> [YOUR TASK]: Repeat the material below exactly, line for line.

> [Data records]:
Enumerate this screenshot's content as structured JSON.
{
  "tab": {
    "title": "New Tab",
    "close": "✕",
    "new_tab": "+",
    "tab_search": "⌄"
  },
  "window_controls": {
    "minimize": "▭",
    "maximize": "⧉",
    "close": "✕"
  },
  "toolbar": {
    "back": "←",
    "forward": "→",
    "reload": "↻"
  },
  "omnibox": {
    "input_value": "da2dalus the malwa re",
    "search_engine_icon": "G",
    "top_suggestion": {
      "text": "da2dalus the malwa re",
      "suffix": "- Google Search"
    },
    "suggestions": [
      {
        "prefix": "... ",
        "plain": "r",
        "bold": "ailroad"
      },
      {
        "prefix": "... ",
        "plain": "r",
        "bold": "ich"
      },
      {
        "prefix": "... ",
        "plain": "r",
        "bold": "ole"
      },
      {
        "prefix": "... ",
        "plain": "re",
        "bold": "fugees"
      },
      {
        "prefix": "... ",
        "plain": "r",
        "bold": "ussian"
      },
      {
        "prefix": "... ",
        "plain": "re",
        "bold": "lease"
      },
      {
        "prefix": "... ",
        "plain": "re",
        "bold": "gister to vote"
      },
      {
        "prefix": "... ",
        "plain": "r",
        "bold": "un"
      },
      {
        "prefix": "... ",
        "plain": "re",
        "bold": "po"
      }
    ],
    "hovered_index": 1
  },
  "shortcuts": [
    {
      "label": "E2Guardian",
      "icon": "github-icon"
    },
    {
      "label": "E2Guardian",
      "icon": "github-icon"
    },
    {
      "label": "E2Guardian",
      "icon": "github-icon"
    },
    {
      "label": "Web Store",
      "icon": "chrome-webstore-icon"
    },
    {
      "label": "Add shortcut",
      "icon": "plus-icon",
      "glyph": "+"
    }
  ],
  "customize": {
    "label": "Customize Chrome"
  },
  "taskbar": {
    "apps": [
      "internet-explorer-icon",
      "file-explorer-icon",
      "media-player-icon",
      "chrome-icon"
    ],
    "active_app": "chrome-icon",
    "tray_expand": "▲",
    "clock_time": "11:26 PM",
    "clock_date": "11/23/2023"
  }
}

> [RESULT OF THIS TASK]:
Enumerate this screenshot's content as structured JSON.
{
  "tab": {
    "title": "New Tab",
    "close": "✕",
    "new_tab": "+",
    "tab_search": "⌄"
  },
  "window_controls": {
    "minimize": "▭",
    "maximize": "⧉",
    "close": "✕"
  },
  "toolbar": {
    "back": "←",
    "forward": "→",
    "reload": "↻"
  },
  "omnibox": {
    "input_value": "da2dalus the malwa re",
    "search_engine_icon": "G",
    "top_suggestion": {
      "text": "da2dalus the malwa re",
      "suffix": "- Google Search"
    },
    "suggestions": [
      {
        "prefix": "... ",
        "plain": "r",
        "bold": "ailroad"
      },
      {
        "prefix": "... ",
        "plain": "r",
        "bold": "ich"
      },
      {
        "prefix": "... ",
        "plain": "r",
        "bold": "ole"
      },
      {
        "prefix": "... ",
        "plain": "re",
        "bold": "fugees"
      },
      {
        "prefix": "... ",
        "plain": "r",
        "bold": "ussian"
      },
      {
        "prefix": "... ",
        "plain": "re",
        "bold": "lease"
      },
      {
        "prefix": "... ",
        "plain": "re",
        "bold": "gister to vote"
      },
      {
        "prefix": "... ",
        "plain": "r",
        "bold": "un"
      },
      {
        "prefix": "... ",
        "plain": "re",
        "bold": "po"
      }
    ],
    "hovered_index": 1
  },
  "shortcuts": [
    {
      "label": "E2Guardian",
      "icon": "github-icon"
    },
    {
      "label": "E2Guardian",
      "icon": "github-icon"
    },
    {
      "label": "E2Guardian",
      "icon": "github-icon"
    },
    {
      "label": "Web Store",
      "icon": "chrome-webstore-icon"
    },
    {
      "label": "Add shortcut",
      "icon": "plus-icon",
      "glyph": "+"
    }
  ],
  "customize": {
    "label": "Customize Chrome"
  },
  "taskbar": {
    "apps": [
      "internet-explorer-icon",
      "file-explorer-icon",
      "media-player-icon",
      "chrome-icon"
    ],
    "active_app": "chrome-icon",
    "tray_expand": "▲",
    "clock_time": "11:26 PM",
    "clock_date": "11/23/2023"
  }
}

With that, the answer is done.